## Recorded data
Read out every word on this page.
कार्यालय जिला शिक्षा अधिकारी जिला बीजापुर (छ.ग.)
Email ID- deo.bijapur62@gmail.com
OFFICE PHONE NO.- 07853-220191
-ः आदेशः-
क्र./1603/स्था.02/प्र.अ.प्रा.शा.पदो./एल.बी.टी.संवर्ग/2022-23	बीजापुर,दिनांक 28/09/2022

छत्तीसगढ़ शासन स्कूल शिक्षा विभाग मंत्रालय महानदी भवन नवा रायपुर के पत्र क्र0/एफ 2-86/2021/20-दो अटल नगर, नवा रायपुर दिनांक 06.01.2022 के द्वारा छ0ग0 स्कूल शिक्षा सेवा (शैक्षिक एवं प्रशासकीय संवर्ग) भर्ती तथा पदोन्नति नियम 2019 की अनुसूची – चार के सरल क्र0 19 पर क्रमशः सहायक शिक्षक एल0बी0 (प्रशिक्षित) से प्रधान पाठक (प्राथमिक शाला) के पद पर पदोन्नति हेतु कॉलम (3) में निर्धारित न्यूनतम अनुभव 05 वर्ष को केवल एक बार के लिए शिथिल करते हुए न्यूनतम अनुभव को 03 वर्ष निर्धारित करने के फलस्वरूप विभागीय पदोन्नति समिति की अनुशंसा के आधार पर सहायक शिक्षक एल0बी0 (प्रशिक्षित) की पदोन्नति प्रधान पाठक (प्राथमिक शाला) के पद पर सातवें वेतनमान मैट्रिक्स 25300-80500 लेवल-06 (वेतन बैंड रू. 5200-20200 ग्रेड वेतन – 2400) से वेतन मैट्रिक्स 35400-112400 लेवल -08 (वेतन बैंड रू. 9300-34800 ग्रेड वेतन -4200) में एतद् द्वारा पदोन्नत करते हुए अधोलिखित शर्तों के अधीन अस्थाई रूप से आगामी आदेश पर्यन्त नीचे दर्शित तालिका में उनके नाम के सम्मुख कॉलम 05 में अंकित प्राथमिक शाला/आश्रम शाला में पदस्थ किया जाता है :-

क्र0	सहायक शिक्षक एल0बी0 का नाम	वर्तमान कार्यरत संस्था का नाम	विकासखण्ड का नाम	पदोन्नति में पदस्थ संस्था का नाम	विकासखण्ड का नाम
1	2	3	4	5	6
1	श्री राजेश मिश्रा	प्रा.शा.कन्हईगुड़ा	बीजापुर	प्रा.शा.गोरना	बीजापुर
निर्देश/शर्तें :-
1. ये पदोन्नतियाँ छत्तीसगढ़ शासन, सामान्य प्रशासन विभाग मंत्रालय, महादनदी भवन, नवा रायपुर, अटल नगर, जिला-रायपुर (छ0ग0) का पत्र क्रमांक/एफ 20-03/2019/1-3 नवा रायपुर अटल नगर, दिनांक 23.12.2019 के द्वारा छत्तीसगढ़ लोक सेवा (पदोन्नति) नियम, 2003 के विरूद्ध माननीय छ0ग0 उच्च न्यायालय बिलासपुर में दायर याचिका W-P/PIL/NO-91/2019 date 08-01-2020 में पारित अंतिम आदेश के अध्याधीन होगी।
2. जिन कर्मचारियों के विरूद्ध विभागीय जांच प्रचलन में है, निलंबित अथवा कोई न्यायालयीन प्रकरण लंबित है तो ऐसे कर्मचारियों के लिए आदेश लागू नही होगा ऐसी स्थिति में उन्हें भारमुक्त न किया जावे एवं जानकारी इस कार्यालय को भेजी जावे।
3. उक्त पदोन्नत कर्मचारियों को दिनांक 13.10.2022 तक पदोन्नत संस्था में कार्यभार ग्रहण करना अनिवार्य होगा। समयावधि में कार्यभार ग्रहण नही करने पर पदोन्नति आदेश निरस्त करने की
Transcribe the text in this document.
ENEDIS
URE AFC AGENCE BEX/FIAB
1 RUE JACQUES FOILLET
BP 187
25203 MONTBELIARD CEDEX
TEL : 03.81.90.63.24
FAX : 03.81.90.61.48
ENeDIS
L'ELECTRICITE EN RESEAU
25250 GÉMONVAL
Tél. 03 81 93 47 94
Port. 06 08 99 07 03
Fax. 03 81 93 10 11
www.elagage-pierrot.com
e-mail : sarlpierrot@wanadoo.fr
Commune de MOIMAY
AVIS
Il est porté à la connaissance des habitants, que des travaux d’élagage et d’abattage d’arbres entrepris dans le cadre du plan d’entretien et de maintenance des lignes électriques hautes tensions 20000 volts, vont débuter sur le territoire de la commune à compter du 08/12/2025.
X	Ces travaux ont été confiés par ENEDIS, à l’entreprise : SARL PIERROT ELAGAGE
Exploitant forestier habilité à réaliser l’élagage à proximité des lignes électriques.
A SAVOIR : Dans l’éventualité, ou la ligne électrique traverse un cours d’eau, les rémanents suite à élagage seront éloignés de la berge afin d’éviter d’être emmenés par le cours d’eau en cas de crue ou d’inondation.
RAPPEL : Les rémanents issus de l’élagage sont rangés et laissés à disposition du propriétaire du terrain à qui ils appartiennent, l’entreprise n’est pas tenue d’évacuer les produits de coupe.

## Job
Search the data for the string "lignes". List each line that has it.

## Task response
Il est porté à la connaissance des habitants, que des travaux d’élagage et d’abattage d’arbres entrepris dans le cadre du plan d’entretien et de maintenance des lignes électriques hautes tensions 20000 volts, vont débuter sur le territoire de la commune à compter du 08/12/2025.
Exploitant forestier habilité à réaliser l’élagage à proximité des lignes électriques.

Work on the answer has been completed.